▶ Vorliegender Text:
************

Es liegt in der herrschenden Logik, daß nun Ungarns Bürger die Zeche zahlen, die MSZP und diverse Parteien in Vorgängerregierungen haben auflaufen lassen. Seitdem wird nach bester neoliberaler und realsozialdemokratischer Art gespart, »bis es quietscht«, wie man in Deutschland, speziell in Berlin, zu sagen pflegt. Mit Steuererhöhungen und Subventionskürzungen im sozialen und kulturellen Bereich will die Regierung das Haushaltsdefizit bis Ende 2007 auf 6,4 Prozent des BIP senken, und bereits 2009 unter die Drei-Prozent-Marke kommen.

Auch Ungarn hat seine »Gesundheitsreform«. Seit Anfang 2007 greift sie direkt in die Geldbeutel und das Wohlbefinden der Bürger. Satt gestiegene Gebühren für Arzt- und Krankenhausbesuche, kräftige Zahlungen für Medikamente – den Magyaren weht der Wind soziale Kälte ins Gesicht. Krankenhäuser wurden aus Kostengründen geschlossen, medizinisches Personal wurde auf die Straße gesetzt. Nach Meinung der regierenden Sozialisten reicht eine maximale Entfernung von 50 Kilometern zum nächsten Krankenhaus aus, um eine angemessene gesundheitliche Versorgung zu gewährleisten.

************

(Daten zur Analyse des Seitenlayouts)
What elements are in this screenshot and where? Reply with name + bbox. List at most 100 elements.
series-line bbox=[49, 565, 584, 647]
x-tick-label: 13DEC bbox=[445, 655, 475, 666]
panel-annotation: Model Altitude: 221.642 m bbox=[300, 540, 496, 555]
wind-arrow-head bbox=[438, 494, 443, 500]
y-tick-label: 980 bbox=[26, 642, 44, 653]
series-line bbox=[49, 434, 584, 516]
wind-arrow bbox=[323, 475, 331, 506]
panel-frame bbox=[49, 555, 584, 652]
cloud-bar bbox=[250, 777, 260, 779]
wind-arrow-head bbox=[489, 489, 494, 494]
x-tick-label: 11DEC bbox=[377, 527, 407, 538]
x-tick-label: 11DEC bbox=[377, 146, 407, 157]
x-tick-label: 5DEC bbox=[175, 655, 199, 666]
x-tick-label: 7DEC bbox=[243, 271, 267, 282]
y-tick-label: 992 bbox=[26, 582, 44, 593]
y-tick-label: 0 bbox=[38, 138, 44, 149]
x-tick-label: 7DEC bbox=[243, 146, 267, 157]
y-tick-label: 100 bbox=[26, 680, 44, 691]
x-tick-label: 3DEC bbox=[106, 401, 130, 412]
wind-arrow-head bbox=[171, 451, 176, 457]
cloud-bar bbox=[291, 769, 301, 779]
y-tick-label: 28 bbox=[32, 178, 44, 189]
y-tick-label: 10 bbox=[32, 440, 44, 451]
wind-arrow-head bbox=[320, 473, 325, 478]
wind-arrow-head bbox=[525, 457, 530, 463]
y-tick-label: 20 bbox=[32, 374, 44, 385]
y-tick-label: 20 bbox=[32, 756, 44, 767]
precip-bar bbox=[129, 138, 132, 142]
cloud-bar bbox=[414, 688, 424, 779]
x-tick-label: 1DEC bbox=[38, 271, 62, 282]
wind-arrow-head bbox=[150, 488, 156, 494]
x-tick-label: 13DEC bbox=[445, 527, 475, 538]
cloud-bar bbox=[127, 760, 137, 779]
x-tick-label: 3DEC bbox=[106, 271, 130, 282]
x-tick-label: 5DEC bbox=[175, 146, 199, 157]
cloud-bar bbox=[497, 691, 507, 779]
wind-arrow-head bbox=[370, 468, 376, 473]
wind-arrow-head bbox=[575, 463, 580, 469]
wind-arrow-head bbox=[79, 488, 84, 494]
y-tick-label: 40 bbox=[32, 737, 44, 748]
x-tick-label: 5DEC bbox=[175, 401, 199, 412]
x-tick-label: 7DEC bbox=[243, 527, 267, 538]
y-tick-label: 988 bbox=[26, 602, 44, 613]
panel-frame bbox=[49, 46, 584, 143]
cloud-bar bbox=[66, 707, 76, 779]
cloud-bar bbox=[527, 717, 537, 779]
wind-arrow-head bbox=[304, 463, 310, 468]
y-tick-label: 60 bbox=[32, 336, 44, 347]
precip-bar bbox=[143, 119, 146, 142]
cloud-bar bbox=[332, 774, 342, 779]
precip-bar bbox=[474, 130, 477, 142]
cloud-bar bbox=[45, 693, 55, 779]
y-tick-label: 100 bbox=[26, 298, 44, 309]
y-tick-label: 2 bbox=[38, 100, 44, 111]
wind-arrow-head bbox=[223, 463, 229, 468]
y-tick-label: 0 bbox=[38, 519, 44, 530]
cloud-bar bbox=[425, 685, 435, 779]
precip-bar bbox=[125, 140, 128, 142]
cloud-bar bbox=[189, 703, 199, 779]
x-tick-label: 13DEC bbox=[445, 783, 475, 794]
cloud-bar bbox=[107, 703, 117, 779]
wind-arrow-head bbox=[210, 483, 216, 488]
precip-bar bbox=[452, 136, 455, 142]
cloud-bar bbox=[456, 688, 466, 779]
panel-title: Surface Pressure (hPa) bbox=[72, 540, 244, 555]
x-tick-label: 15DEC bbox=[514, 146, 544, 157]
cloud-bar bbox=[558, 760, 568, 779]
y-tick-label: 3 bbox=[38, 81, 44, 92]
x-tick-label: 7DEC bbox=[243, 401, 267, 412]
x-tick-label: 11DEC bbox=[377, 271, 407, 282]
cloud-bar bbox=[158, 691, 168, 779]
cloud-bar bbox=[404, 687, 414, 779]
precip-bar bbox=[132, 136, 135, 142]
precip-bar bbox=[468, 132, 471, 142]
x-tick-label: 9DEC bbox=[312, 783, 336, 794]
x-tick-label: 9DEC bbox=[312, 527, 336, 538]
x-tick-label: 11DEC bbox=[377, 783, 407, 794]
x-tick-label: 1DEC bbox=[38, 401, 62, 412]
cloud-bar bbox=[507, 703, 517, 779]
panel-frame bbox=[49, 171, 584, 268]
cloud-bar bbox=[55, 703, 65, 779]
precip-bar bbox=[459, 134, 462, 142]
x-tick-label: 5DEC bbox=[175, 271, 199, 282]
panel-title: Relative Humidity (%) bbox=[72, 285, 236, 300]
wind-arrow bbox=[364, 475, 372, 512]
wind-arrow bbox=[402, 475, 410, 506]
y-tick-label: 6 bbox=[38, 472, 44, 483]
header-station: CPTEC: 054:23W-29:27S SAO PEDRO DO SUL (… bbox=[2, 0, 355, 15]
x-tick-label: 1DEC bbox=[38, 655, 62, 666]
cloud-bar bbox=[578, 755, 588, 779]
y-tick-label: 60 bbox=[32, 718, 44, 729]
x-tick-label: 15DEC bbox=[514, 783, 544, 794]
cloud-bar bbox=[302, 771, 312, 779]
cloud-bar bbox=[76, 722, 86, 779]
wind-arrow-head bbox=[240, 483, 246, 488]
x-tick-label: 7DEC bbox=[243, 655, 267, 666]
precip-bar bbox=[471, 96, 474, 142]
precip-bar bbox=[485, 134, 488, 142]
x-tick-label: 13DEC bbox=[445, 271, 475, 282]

************

▶ Arbeitsanweisungen:
• A. Kannst du aus dem Text über Ungarns Sparpolitik die Stelle wortgetreu wiedergeben, die bei den Worten „Auch Ungarn hat“ einsetzt und nach „Versorgung zu gewährleisten.“ aufhört?
• B. Welche Länder und Städte werden im Text über Ungarns Sparpolitik genannt?

▶ Gelöste Aufgaben:
• A.
Auch Ungarn hat seine »Gesundheitsreform«. Seit Anfang 2007 greift sie direkt in die Geldbeutel und das Wohlbefinden der Bürger. Satt gestiegene Gebühren für Arzt- und Krankenhausbesuche, kräftige Zahlungen für Medikamente – den Magyaren weht der Wind soziale Kälte ins Gesicht. Krankenhäuser wurden aus Kostengründen geschlossen, medizinisches Personal wurde auf die Straße gesetzt. Nach Meinung der regierenden Sozialisten reicht eine maximale Entfernung von 50 Kilometern zum nächsten Krankenhaus aus, um eine angemessene gesundheitliche Versorgung zu gewährleisten.

• B. Ungarn, Deutschland, Berlin